> [Do this]: Check the listing below line by line and report how many lines hold "download", with no other words.

> [Data for this exercise]:
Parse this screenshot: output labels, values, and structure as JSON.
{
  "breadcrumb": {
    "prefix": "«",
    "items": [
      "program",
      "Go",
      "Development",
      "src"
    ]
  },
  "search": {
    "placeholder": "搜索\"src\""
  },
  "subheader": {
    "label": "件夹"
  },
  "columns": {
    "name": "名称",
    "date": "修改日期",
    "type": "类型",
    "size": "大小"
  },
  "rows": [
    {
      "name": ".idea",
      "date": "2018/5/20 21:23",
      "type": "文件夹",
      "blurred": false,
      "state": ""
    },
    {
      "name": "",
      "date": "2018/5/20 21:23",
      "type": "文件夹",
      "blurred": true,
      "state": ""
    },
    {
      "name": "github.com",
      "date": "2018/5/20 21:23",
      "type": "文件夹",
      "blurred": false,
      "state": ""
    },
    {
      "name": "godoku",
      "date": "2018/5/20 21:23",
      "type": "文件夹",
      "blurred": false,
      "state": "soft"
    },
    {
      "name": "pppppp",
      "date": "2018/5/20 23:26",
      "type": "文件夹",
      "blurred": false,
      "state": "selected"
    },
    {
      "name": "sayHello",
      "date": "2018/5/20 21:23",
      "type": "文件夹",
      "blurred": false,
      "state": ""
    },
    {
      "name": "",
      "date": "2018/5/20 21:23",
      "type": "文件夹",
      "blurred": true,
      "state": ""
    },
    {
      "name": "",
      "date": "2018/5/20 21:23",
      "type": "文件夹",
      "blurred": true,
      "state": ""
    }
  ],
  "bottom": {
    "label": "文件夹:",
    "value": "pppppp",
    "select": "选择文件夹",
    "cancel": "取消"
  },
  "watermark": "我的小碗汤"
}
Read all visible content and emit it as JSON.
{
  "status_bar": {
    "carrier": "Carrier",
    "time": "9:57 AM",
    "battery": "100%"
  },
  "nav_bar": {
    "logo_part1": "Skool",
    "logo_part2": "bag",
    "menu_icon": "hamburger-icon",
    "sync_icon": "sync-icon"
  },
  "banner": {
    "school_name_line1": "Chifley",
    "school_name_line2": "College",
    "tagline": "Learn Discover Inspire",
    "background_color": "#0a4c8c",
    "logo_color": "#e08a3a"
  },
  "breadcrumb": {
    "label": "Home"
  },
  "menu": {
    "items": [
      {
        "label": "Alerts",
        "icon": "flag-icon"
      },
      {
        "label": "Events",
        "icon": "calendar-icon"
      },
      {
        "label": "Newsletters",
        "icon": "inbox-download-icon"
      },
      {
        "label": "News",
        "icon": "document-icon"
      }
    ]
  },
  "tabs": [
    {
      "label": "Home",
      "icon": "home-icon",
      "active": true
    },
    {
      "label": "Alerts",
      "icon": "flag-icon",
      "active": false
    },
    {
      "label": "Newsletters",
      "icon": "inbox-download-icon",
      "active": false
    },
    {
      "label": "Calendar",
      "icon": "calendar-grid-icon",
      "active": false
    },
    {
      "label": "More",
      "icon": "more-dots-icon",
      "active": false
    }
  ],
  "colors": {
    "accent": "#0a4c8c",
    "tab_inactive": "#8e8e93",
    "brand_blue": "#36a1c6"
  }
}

> [The completed task]: 2